◆ Work to do
For this exercise, copy out each line of the material below that includes "กายน".

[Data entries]

· · · · · · ·

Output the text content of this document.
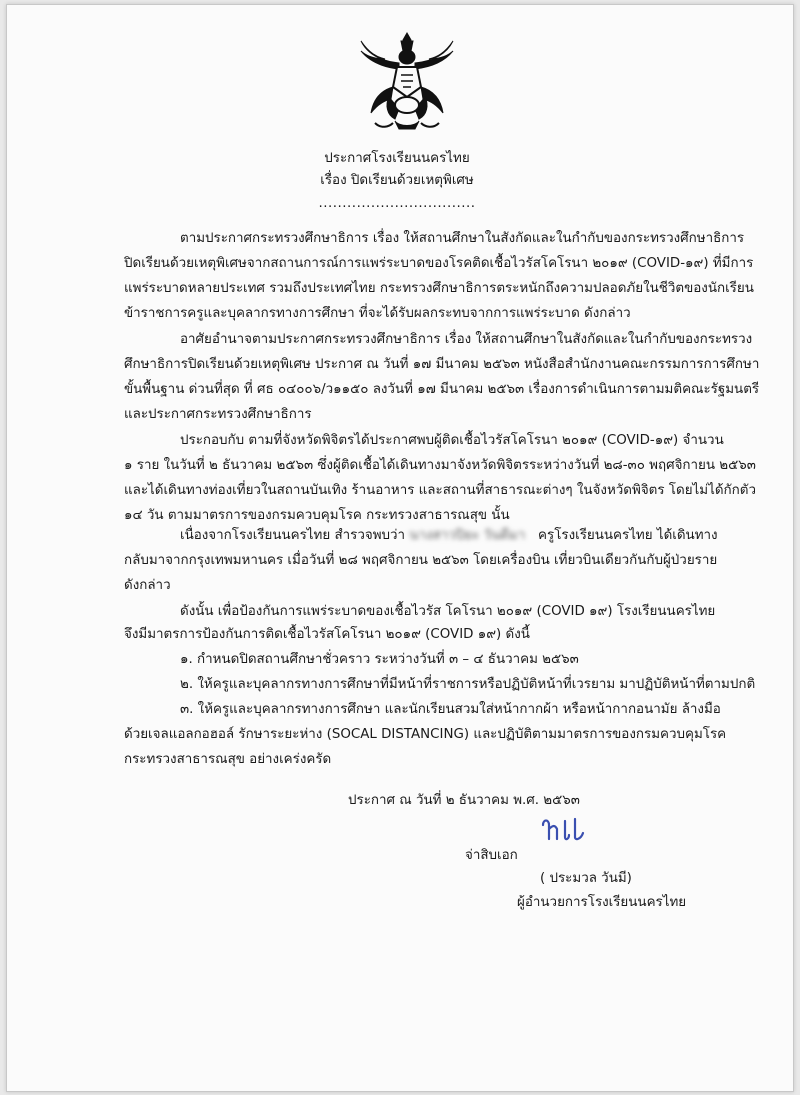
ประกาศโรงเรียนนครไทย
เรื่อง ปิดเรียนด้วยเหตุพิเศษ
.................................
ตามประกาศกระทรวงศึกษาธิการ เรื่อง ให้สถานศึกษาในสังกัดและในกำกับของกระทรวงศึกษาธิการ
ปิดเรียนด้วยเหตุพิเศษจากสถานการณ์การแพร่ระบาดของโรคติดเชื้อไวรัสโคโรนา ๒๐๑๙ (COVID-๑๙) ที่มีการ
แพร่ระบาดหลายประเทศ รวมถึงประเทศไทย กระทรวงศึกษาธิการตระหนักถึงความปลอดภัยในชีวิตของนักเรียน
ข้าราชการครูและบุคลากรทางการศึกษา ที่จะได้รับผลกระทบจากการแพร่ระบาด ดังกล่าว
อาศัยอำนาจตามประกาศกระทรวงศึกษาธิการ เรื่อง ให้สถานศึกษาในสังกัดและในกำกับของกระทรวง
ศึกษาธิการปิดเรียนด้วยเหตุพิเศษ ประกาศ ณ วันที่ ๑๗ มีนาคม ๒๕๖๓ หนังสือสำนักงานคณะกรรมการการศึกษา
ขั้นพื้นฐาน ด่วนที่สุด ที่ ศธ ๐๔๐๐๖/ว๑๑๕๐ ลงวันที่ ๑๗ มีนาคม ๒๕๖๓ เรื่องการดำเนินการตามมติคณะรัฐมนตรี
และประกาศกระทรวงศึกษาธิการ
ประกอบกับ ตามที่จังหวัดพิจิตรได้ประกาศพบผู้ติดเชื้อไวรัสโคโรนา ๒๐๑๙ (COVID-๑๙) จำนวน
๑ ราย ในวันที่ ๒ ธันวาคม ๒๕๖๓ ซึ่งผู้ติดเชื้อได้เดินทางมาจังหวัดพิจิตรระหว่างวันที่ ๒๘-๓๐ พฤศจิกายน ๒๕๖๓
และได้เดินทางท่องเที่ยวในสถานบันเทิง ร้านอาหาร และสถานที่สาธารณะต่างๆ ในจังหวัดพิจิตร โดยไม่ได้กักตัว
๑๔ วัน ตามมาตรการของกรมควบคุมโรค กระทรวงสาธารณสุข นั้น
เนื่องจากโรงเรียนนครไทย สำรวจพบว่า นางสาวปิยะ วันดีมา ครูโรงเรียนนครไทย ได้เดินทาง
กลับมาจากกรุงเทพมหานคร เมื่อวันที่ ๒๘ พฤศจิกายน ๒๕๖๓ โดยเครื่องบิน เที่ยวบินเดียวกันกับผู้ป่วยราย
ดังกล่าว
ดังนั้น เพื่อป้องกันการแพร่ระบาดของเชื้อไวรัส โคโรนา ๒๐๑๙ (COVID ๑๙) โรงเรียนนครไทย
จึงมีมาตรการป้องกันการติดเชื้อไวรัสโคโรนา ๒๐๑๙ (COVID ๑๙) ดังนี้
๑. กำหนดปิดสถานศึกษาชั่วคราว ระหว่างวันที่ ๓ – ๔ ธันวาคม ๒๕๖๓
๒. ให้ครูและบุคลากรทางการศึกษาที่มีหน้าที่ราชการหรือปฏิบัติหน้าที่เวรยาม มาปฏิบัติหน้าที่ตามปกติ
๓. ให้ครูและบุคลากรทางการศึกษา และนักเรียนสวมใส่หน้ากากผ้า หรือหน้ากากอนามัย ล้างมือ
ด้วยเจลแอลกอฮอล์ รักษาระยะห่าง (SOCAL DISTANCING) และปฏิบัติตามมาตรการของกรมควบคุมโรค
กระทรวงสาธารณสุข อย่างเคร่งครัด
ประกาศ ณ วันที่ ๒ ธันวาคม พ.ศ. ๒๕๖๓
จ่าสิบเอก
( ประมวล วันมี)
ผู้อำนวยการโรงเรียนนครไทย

· · · · · · ·

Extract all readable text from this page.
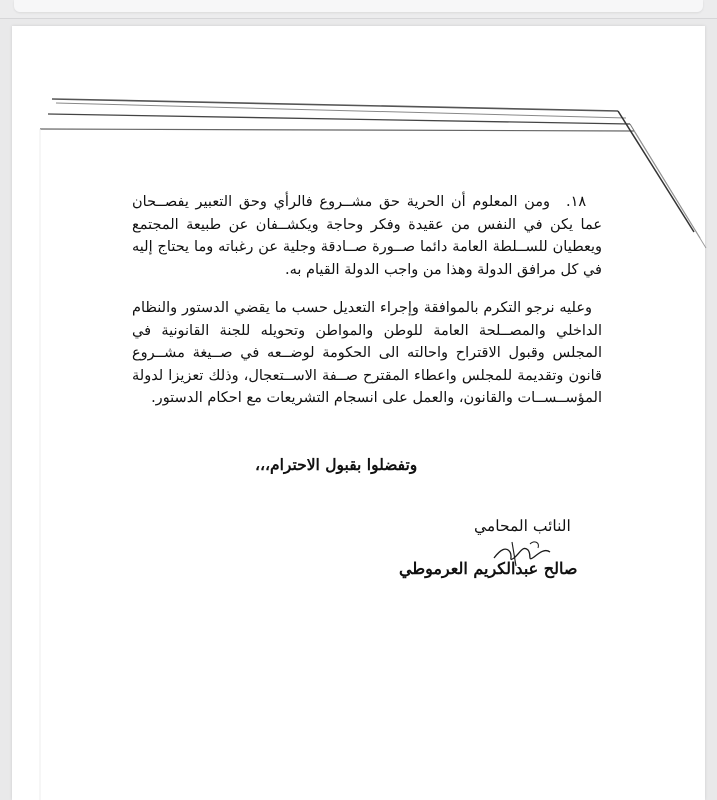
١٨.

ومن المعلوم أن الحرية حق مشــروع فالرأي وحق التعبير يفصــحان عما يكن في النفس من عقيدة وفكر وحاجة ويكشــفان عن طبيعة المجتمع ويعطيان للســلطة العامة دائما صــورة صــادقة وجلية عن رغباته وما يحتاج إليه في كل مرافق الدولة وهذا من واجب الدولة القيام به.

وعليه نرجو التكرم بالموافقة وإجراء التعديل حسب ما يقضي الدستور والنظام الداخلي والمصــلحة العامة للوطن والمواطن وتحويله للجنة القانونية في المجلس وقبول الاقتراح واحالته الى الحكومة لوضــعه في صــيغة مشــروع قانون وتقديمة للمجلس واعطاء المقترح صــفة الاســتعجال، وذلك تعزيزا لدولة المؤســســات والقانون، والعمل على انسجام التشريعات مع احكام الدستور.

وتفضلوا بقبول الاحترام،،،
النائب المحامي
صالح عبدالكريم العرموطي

· · · · · · ·

◆ Solution to this task
๑ ราย ในวันที่ ๒ ธันวาคม ๒๕๖๓ ซึ่งผู้ติดเชื้อได้เดินทางมาจังหวัดพิจิตรระหว่างวันที่ ๒๘-๓๐ พฤศจิกายน ๒๕๖๓
กลับมาจากกรุงเทพมหานคร เมื่อวันที่ ๒๘ พฤศจิกายน ๒๕๖๓ โดยเครื่องบิน เที่ยวบินเดียวกันกับผู้ป่วยราย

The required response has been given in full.